TASK DESCRIPTION: Return each line of the listing below, unchanged, and omit the images.

════

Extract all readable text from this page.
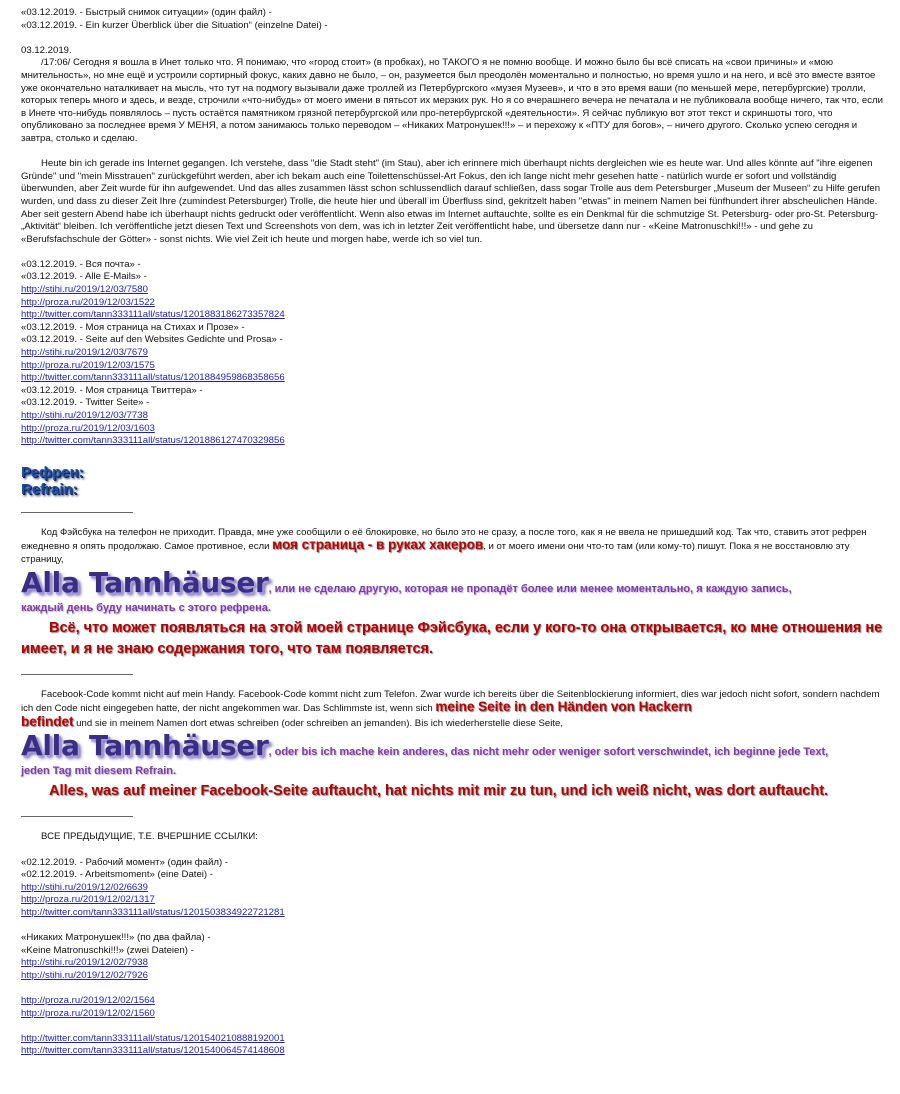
«03.12.2019. - Быстрый снимок ситуации» (один файл) -

«03.12.2019. - Ein kurzer Überblick über die Situation“ (einzelne Datei) -

03.12.2019.

/17:06/ Сегодня я вошла в Инет только что. Я понимаю, что «город стоит» (в пробках), но ТАКОГО я не помню вообще. И можно было бы всё списать на «свои причины» и «мою мнительность», но мне ещё и устроили сортирный фокус, каких давно не было, – он, разумеется был преодолён моментально и полностью, но время ушло и на него, и всё это вместе взятое уже окончательно наталкивает на мысль, что тут на подмогу вызывали даже троллей из Петербургского «музея Музеев», и что в это время ваши (по меньшей мере, петербургские) тролли, которых теперь много и здесь, и везде, строчили «что-нибудь» от моего имени в пятьсот их мерзких рук. Но я со вчерашнего вечера не печатала и не публиковала вообще ничего, так что, если в Инете что-нибудь появлялось – пусть остаётся памятником грязной петербургской или про-петербургской «деятельности». Я сейчас публикую вот этот текст и скриншоты того, что опубликовано за последнее время У МЕНЯ, а потом занимаюсь только переводом – «Никаких Матронушек!!!» – и перехожу к «ПТУ для богов», – ничего другого. Сколько успею сегодня и завтра, столько и сделаю.

Heute bin ich gerade ins Internet gegangen. Ich verstehe, dass "die Stadt steht" (im Stau), aber ich erinnere mich überhaupt nichts dergleichen wie es heute war. Und alles könnte auf "ihre eigenen Gründe" und "mein Misstrauen" zurückgeführt werden, aber ich bekam auch eine Toilettenschüssel-Art Fokus, den ich lange nicht mehr gesehen hatte - natürlich wurde er sofort und vollständig überwunden, aber Zeit wurde für ihn aufgewendet. Und das alles zusammen lässt schon schlussendlich darauf schließen, dass sogar Trolle aus dem Petersburger „Museum der Museen“ zu Hilfe gerufen wurden, und dass zu dieser Zeit Ihre (zumindest Petersburger) Trolle, die heute hier und überall im Überfluss sind, gekritzelt haben "etwas" in meinem Namen bei fünfhundert ihrer abscheulichen Hände. Aber seit gestern Abend habe ich überhaupt nichts gedruckt oder veröffentlicht. Wenn also etwas im Internet auftauchte, sollte es ein Denkmal für die schmutzige St. Petersburg- oder pro-St. Petersburg- „Aktivität“ bleiben. Ich veröffentliche jetzt diesen Text und Screenshots von dem, was ich in letzter Zeit veröffentlicht habe, und übersetze dann nur - «Keine Matronuschki!!!» - und gehe zu «Berufsfachschule der Götter» - sonst nichts. Wie viel Zeit ich heute und morgen habe, werde ich so viel tun.

«03.12.2019. - Вся почта» -

«03.12.2019. - Alle E-Mails» -

http://stihi.ru/2019/12/03/7580
http://proza.ru/2019/12/03/1522
http://twitter.com/tann333111all/status/1201883186273357824

«03.12.2019. - Моя страница на Стихах и Прозе» -

«03.12.2019. - Seite auf den Websites Gedichte und Prosa» -

http://stihi.ru/2019/12/03/7679
http://proza.ru/2019/12/03/1575
http://twitter.com/tann333111all/status/1201884959868358656

«03.12.2019. - Моя страница Твиттера» -

«03.12.2019. - Twitter Seite» -

http://stihi.ru/2019/12/03/7738
http://proza.ru/2019/12/03/1603
http://twitter.com/tann333111all/status/1201886127470329856

Рефрен:

Refrain:

Код Фэйсбука на телефон не приходит. Правда, мне уже сообщили о её блокировке, но было это не сразу, а после того, как я не ввела не пришедший код. Так что, ставить этот рефрен ежедневно я опять продолжаю. Самое противное, если моя страница - в руках хакеров, и от моего имени они что-то там (или кому-то) пишут. Пока я не восстановлю эту страницу,

Alla Tannhäuser, или не сделаю другую, которая не пропадёт более или менее моментально, я каждую запись,

каждый день буду начинать с этого рефрена.

Всё, что может появляться на этой моей странице Фэйсбука, если у кого-то она открывается, ко мне отношения не имеет, и я не знаю содержания того, что там появляется.

Facebook-Code kommt nicht auf mein Handy. Facebook-Code kommt nicht zum Telefon. Zwar wurde ich bereits über die Seitenblockierung informiert, dies war jedoch nicht sofort, sondern nachdem ich den Code nicht eingegeben hatte, der nicht angekommen war. Das Schlimmste ist, wenn sich meine Seite in den Händen von Hackern

befindet und sie in meinem Namen dort etwas schreiben (oder schreiben an jemanden). Bis ich wiederherstelle diese Seite,

Alla Tannhäuser, oder bis ich mache kein anderes, das nicht mehr oder weniger sofort verschwindet, ich beginne jede Text,

jeden Tag mit diesem Refrain.

Alles, was auf meiner Facebook-Seite auftaucht, hat nichts mit mir zu tun, und ich weiß nicht, was dort auftaucht.

ВСЕ ПРЕДЫДУЩИЕ, Т.Е. ВЧЕРШНИЕ ССЫЛКИ:

«02.12.2019. - Рабочий момент» (один файл) -

«02.12.2019. - Arbeitsmoment» (eine Datei) -

http://stihi.ru/2019/12/02/6639
http://proza.ru/2019/12/02/1317
http://twitter.com/tann333111all/status/1201503834922721281

«Никаких Матронушек!!!» (по два файла) -

«Keine Matronuschki!!!» (zwei Dateien) -

http://stihi.ru/2019/12/02/7938
http://stihi.ru/2019/12/02/7926
http://proza.ru/2019/12/02/1564
http://proza.ru/2019/12/02/1560
http://twitter.com/tann333111all/status/1201540210888192001
http://twitter.com/tann333111all/status/1201540064574148608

════

OUTPUT FOR THIS TASK:
Extract all readable text from this page.
«03.12.2019. - Быстрый снимок ситуации» (один файл) -

«03.12.2019. - Ein kurzer Überblick über die Situation“ (einzelne Datei) -

03.12.2019.

/17:06/ Сегодня я вошла в Инет только что. Я понимаю, что «город стоит» (в пробках), но ТАКОГО я не помню вообще. И можно было бы всё списать на «свои причины» и «мою мнительность», но мне ещё и устроили сортирный фокус, каких давно не было, – он, разумеется был преодолён моментально и полностью, но время ушло и на него, и всё это вместе взятое уже окончательно наталкивает на мысль, что тут на подмогу вызывали даже троллей из Петербургского «музея Музеев», и что в это время ваши (по меньшей мере, петербургские) тролли, которых теперь много и здесь, и везде, строчили «что-нибудь» от моего имени в пятьсот их мерзких рук. Но я со вчерашнего вечера не печатала и не публиковала вообще ничего, так что, если в Инете что-нибудь появлялось – пусть остаётся памятником грязной петербургской или про-петербургской «деятельности». Я сейчас публикую вот этот текст и скриншоты того, что опубликовано за последнее время У МЕНЯ, а потом занимаюсь только переводом – «Никаких Матронушек!!!» – и перехожу к «ПТУ для богов», – ничего другого. Сколько успею сегодня и завтра, столько и сделаю.

Heute bin ich gerade ins Internet gegangen. Ich verstehe, dass "die Stadt steht" (im Stau), aber ich erinnere mich überhaupt nichts dergleichen wie es heute war. Und alles könnte auf "ihre eigenen Gründe" und "mein Misstrauen" zurückgeführt werden, aber ich bekam auch eine Toilettenschüssel-Art Fokus, den ich lange nicht mehr gesehen hatte - natürlich wurde er sofort und vollständig überwunden, aber Zeit wurde für ihn aufgewendet. Und das alles zusammen lässt schon schlussendlich darauf schließen, dass sogar Trolle aus dem Petersburger „Museum der Museen“ zu Hilfe gerufen wurden, und dass zu dieser Zeit Ihre (zumindest Petersburger) Trolle, die heute hier und überall im Überfluss sind, gekritzelt haben "etwas" in meinem Namen bei fünfhundert ihrer abscheulichen Hände. Aber seit gestern Abend habe ich überhaupt nichts gedruckt oder veröffentlicht. Wenn also etwas im Internet auftauchte, sollte es ein Denkmal für die schmutzige St. Petersburg- oder pro-St. Petersburg- „Aktivität“ bleiben. Ich veröffentliche jetzt diesen Text und Screenshots von dem, was ich in letzter Zeit veröffentlicht habe, und übersetze dann nur - «Keine Matronuschki!!!» - und gehe zu «Berufsfachschule der Götter» - sonst nichts. Wie viel Zeit ich heute und morgen habe, werde ich so viel tun.

«03.12.2019. - Вся почта» -

«03.12.2019. - Alle E-Mails» -

http://stihi.ru/2019/12/03/7580
http://proza.ru/2019/12/03/1522
http://twitter.com/tann333111all/status/1201883186273357824

«03.12.2019. - Моя страница на Стихах и Прозе» -

«03.12.2019. - Seite auf den Websites Gedichte und Prosa» -

http://stihi.ru/2019/12/03/7679
http://proza.ru/2019/12/03/1575
http://twitter.com/tann333111all/status/1201884959868358656

«03.12.2019. - Моя страница Твиттера» -

«03.12.2019. - Twitter Seite» -

http://stihi.ru/2019/12/03/7738
http://proza.ru/2019/12/03/1603
http://twitter.com/tann333111all/status/1201886127470329856

Рефрен:

Refrain:

Код Фэйсбука на телефон не приходит. Правда, мне уже сообщили о её блокировке, но было это не сразу, а после того, как я не ввела не пришедший код. Так что, ставить этот рефрен ежедневно я опять продолжаю. Самое противное, если моя страница - в руках хакеров, и от моего имени они что-то там (или кому-то) пишут. Пока я не восстановлю эту страницу,

Alla Tannhäuser, или не сделаю другую, которая не пропадёт более или менее моментально, я каждую запись,

каждый день буду начинать с этого рефрена.

Всё, что может появляться на этой моей странице Фэйсбука, если у кого-то она открывается, ко мне отношения не имеет, и я не знаю содержания того, что там появляется.

Facebook-Code kommt nicht auf mein Handy. Facebook-Code kommt nicht zum Telefon. Zwar wurde ich bereits über die Seitenblockierung informiert, dies war jedoch nicht sofort, sondern nachdem ich den Code nicht eingegeben hatte, der nicht angekommen war. Das Schlimmste ist, wenn sich meine Seite in den Händen von Hackern

befindet und sie in meinem Namen dort etwas schreiben (oder schreiben an jemanden). Bis ich wiederherstelle diese Seite,

Alla Tannhäuser, oder bis ich mache kein anderes, das nicht mehr oder weniger sofort verschwindet, ich beginne jede Text,

jeden Tag mit diesem Refrain.

Alles, was auf meiner Facebook-Seite auftaucht, hat nichts mit mir zu tun, und ich weiß nicht, was dort auftaucht.

ВСЕ ПРЕДЫДУЩИЕ, Т.Е. ВЧЕРШНИЕ ССЫЛКИ:

«02.12.2019. - Рабочий момент» (один файл) -

«02.12.2019. - Arbeitsmoment» (eine Datei) -

http://stihi.ru/2019/12/02/6639
http://proza.ru/2019/12/02/1317
http://twitter.com/tann333111all/status/1201503834922721281

«Никаких Матронушек!!!» (по два файла) -

«Keine Matronuschki!!!» (zwei Dateien) -

http://stihi.ru/2019/12/02/7938
http://stihi.ru/2019/12/02/7926
http://proza.ru/2019/12/02/1564
http://proza.ru/2019/12/02/1560
http://twitter.com/tann333111all/status/1201540210888192001
http://twitter.com/tann333111all/status/1201540064574148608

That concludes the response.